Given exercise:
Quote every line of the material beneath this one.

Extracted entries:

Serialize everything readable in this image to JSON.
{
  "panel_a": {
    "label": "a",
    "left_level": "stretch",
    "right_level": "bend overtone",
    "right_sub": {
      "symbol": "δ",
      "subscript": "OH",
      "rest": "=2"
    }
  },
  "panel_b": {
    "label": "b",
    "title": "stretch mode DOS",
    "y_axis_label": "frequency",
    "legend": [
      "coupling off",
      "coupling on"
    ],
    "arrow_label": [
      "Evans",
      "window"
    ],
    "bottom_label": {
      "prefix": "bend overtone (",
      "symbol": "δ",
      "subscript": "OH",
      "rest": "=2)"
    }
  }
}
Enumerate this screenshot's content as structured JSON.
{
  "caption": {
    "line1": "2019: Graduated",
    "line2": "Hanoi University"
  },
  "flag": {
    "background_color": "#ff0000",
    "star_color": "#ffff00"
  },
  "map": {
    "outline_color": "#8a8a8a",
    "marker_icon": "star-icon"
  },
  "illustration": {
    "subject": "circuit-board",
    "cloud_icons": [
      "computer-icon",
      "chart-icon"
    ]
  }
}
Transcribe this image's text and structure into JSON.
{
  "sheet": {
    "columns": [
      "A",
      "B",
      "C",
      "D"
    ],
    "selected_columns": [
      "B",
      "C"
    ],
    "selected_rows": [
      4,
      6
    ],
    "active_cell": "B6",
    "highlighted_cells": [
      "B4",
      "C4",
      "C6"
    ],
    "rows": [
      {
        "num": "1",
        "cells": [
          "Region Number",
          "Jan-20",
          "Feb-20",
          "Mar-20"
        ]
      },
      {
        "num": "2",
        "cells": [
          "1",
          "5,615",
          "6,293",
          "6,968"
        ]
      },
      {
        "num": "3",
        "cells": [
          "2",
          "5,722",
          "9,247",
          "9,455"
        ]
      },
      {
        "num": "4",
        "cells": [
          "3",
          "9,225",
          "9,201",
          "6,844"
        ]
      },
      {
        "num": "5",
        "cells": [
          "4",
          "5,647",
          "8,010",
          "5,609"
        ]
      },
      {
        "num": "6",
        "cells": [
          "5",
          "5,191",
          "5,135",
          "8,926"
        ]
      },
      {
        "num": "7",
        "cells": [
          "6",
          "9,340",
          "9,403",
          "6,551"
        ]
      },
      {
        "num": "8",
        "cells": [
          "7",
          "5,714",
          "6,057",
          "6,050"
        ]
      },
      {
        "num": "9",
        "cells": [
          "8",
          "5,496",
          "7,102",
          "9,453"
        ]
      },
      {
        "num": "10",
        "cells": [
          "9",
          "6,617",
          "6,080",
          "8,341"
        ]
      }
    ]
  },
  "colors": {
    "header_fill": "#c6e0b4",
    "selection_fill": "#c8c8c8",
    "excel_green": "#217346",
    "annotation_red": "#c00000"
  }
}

Task result:
Serialize everything readable in this image to JSON.
{
  "panel_a": {
    "label": "a",
    "left_level": "stretch",
    "right_level": "bend overtone",
    "right_sub": {
      "symbol": "δ",
      "subscript": "OH",
      "rest": "=2"
    }
  },
  "panel_b": {
    "label": "b",
    "title": "stretch mode DOS",
    "y_axis_label": "frequency",
    "legend": [
      "coupling off",
      "coupling on"
    ],
    "arrow_label": [
      "Evans",
      "window"
    ],
    "bottom_label": {
      "prefix": "bend overtone (",
      "symbol": "δ",
      "subscript": "OH",
      "rest": "=2)"
    }
  }
}
Enumerate this screenshot's content as structured JSON.
{
  "caption": {
    "line1": "2019: Graduated",
    "line2": "Hanoi University"
  },
  "flag": {
    "background_color": "#ff0000",
    "star_color": "#ffff00"
  },
  "map": {
    "outline_color": "#8a8a8a",
    "marker_icon": "star-icon"
  },
  "illustration": {
    "subject": "circuit-board",
    "cloud_icons": [
      "computer-icon",
      "chart-icon"
    ]
  }
}
Transcribe this image's text and structure into JSON.
{
  "sheet": {
    "columns": [
      "A",
      "B",
      "C",
      "D"
    ],
    "selected_columns": [
      "B",
      "C"
    ],
    "selected_rows": [
      4,
      6
    ],
    "active_cell": "B6",
    "highlighted_cells": [
      "B4",
      "C4",
      "C6"
    ],
    "rows": [
      {
        "num": "1",
        "cells": [
          "Region Number",
          "Jan-20",
          "Feb-20",
          "Mar-20"
        ]
      },
      {
        "num": "2",
        "cells": [
          "1",
          "5,615",
          "6,293",
          "6,968"
        ]
      },
      {
        "num": "3",
        "cells": [
          "2",
          "5,722",
          "9,247",
          "9,455"
        ]
      },
      {
        "num": "4",
        "cells": [
          "3",
          "9,225",
          "9,201",
          "6,844"
        ]
      },
      {
        "num": "5",
        "cells": [
          "4",
          "5,647",
          "8,010",
          "5,609"
        ]
      },
      {
        "num": "6",
        "cells": [
          "5",
          "5,191",
          "5,135",
          "8,926"
        ]
      },
      {
        "num": "7",
        "cells": [
          "6",
          "9,340",
          "9,403",
          "6,551"
        ]
      },
      {
        "num": "8",
        "cells": [
          "7",
          "5,714",
          "6,057",
          "6,050"
        ]
      },
      {
        "num": "9",
        "cells": [
          "8",
          "5,496",
          "7,102",
          "9,453"
        ]
      },
      {
        "num": "10",
        "cells": [
          "9",
          "6,617",
          "6,080",
          "8,341"
        ]
      }
    ]
  },
  "colors": {
    "header_fill": "#c6e0b4",
    "selection_fill": "#c8c8c8",
    "excel_green": "#217346",
    "annotation_red": "#c00000"
  }
}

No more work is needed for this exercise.